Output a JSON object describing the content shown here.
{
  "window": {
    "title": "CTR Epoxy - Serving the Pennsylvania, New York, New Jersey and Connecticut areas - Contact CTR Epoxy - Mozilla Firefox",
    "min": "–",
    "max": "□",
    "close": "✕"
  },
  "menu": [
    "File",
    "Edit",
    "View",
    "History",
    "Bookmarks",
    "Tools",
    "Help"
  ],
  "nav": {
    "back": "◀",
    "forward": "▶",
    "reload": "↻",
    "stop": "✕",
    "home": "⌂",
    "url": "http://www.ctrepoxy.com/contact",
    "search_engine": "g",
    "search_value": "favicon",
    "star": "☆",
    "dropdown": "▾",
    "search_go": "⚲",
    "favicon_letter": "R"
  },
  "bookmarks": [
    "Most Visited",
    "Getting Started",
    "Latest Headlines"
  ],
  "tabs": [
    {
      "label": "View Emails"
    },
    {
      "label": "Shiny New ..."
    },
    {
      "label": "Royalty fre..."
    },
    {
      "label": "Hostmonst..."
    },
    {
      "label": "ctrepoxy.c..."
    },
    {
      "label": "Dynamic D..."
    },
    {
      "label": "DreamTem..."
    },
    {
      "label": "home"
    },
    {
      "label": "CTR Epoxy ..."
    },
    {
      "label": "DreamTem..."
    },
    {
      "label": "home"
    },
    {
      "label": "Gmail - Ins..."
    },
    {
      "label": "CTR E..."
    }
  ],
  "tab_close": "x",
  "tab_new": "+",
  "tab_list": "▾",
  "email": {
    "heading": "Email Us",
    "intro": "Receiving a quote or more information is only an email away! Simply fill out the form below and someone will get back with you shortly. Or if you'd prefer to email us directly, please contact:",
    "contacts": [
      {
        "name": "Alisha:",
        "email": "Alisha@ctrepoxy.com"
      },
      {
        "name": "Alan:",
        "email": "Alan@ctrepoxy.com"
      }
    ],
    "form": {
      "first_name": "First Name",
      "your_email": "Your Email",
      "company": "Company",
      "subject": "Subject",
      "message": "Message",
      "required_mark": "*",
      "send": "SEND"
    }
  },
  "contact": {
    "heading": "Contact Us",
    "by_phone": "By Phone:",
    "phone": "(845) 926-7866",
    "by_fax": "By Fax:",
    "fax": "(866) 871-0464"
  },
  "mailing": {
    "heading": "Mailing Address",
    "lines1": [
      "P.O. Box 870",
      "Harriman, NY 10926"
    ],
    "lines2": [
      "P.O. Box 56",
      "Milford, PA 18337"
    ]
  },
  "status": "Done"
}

◆ **Exercise goal**
Each line above must be reproduced exactly as it stands.

◆ **Written answer**
Output a JSON object describing the content shown here.
{
  "window": {
    "title": "CTR Epoxy - Serving the Pennsylvania, New York, New Jersey and Connecticut areas - Contact CTR Epoxy - Mozilla Firefox",
    "min": "–",
    "max": "□",
    "close": "✕"
  },
  "menu": [
    "File",
    "Edit",
    "View",
    "History",
    "Bookmarks",
    "Tools",
    "Help"
  ],
  "nav": {
    "back": "◀",
    "forward": "▶",
    "reload": "↻",
    "stop": "✕",
    "home": "⌂",
    "url": "http://www.ctrepoxy.com/contact",
    "search_engine": "g",
    "search_value": "favicon",
    "star": "☆",
    "dropdown": "▾",
    "search_go": "⚲",
    "favicon_letter": "R"
  },
  "bookmarks": [
    "Most Visited",
    "Getting Started",
    "Latest Headlines"
  ],
  "tabs": [
    {
      "label": "View Emails"
    },
    {
      "label": "Shiny New ..."
    },
    {
      "label": "Royalty fre..."
    },
    {
      "label": "Hostmonst..."
    },
    {
      "label": "ctrepoxy.c..."
    },
    {
      "label": "Dynamic D..."
    },
    {
      "label": "DreamTem..."
    },
    {
      "label": "home"
    },
    {
      "label": "CTR Epoxy ..."
    },
    {
      "label": "DreamTem..."
    },
    {
      "label": "home"
    },
    {
      "label": "Gmail - Ins..."
    },
    {
      "label": "CTR E..."
    }
  ],
  "tab_close": "x",
  "tab_new": "+",
  "tab_list": "▾",
  "email": {
    "heading": "Email Us",
    "intro": "Receiving a quote or more information is only an email away! Simply fill out the form below and someone will get back with you shortly. Or if you'd prefer to email us directly, please contact:",
    "contacts": [
      {
        "name": "Alisha:",
        "email": "Alisha@ctrepoxy.com"
      },
      {
        "name": "Alan:",
        "email": "Alan@ctrepoxy.com"
      }
    ],
    "form": {
      "first_name": "First Name",
      "your_email": "Your Email",
      "company": "Company",
      "subject": "Subject",
      "message": "Message",
      "required_mark": "*",
      "send": "SEND"
    }
  },
  "contact": {
    "heading": "Contact Us",
    "by_phone": "By Phone:",
    "phone": "(845) 926-7866",
    "by_fax": "By Fax:",
    "fax": "(866) 871-0464"
  },
  "mailing": {
    "heading": "Mailing Address",
    "lines1": [
      "P.O. Box 870",
      "Harriman, NY 10926"
    ],
    "lines2": [
      "P.O. Box 56",
      "Milford, PA 18337"
    ]
  },
  "status": "Done"
}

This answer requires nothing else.